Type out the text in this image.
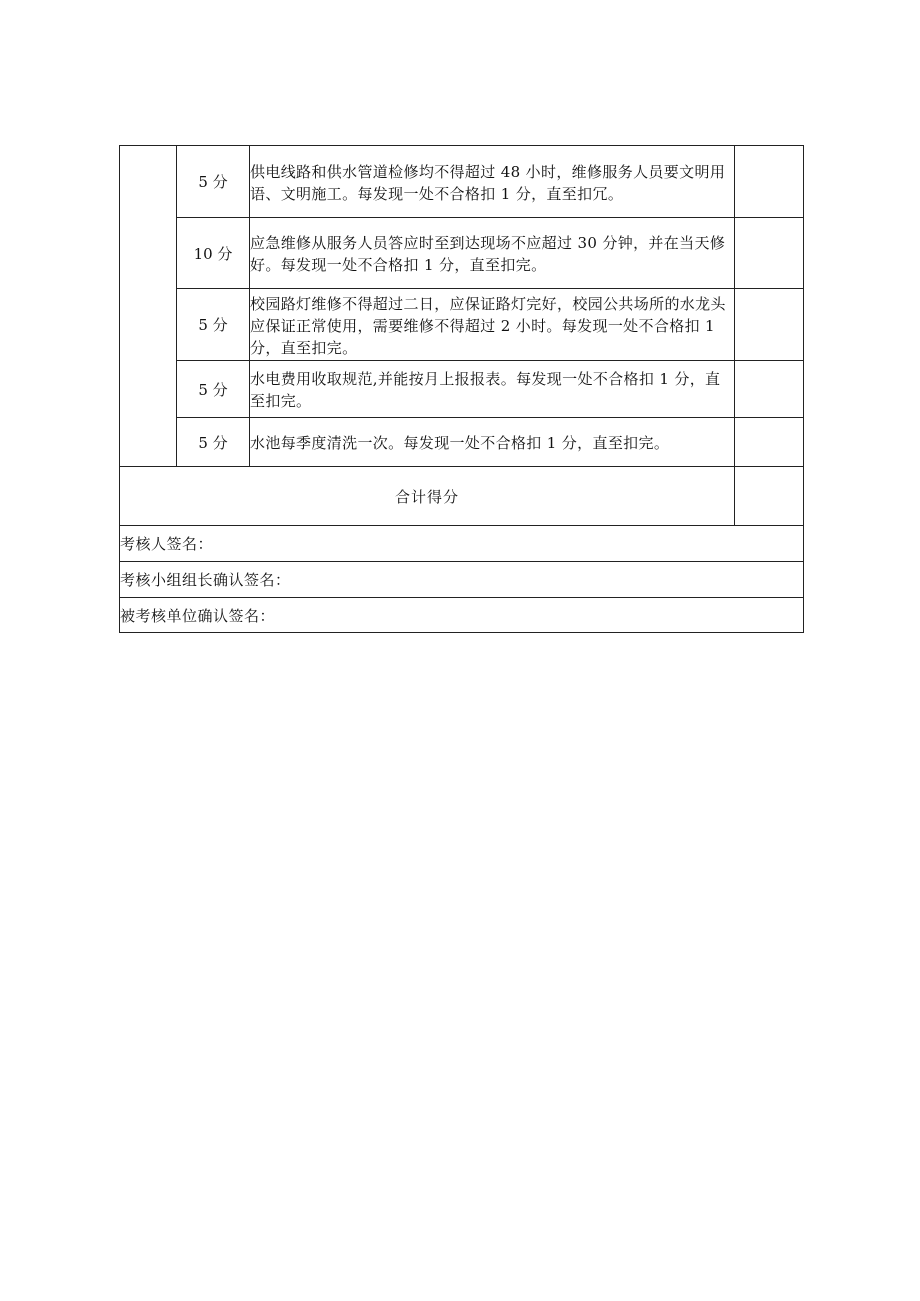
	5 分	供电线路和供水管道检修均不得超过 48 小时，维修服务人员要文明用语、文明施工。每发现一处不合格扣 1 分，直至扣冗。	

	10 分	应急维修从服务人员答应时至到达现场不应超过 30 分钟，并在当天修好。每发现一处不合格扣 1 分，直至扣完。	

	5 分	校园路灯维修不得超过二日，应保证路灯完好，校园公共场所的水龙头应保证正常使用，需要维修不得超过 2 小时。每发现一处不合格扣 1 分，直至扣完。	

	5 分	水电费用收取规范,并能按月上报报表。每发现一处不合格扣 1 分，直至扣完。	

	5 分	水池每季度清洗一次。每发现一处不合格扣 1 分，直至扣完。	

合计得分			
考核人签名：			
考核小组组长确认签名：			
被考核单位确认签名：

* _CHALLENGE_: Reproduce all entries without any change, and omit the pictures.

* _TASK SOLUTION_:
Type out the text in this image.
	5 分	供电线路和供水管道检修均不得超过 48 小时，维修服务人员要文明用语、文明施工。每发现一处不合格扣 1 分，直至扣冗。	

	10 分	应急维修从服务人员答应时至到达现场不应超过 30 分钟，并在当天修好。每发现一处不合格扣 1 分，直至扣完。	

	5 分	校园路灯维修不得超过二日，应保证路灯完好，校园公共场所的水龙头应保证正常使用，需要维修不得超过 2 小时。每发现一处不合格扣 1 分，直至扣完。	

	5 分	水电费用收取规范,并能按月上报报表。每发现一处不合格扣 1 分，直至扣完。	

	5 分	水池每季度清洗一次。每发现一处不合格扣 1 分，直至扣完。	

合计得分			
考核人签名：			
考核小组组长确认签名：			
被考核单位确认签名：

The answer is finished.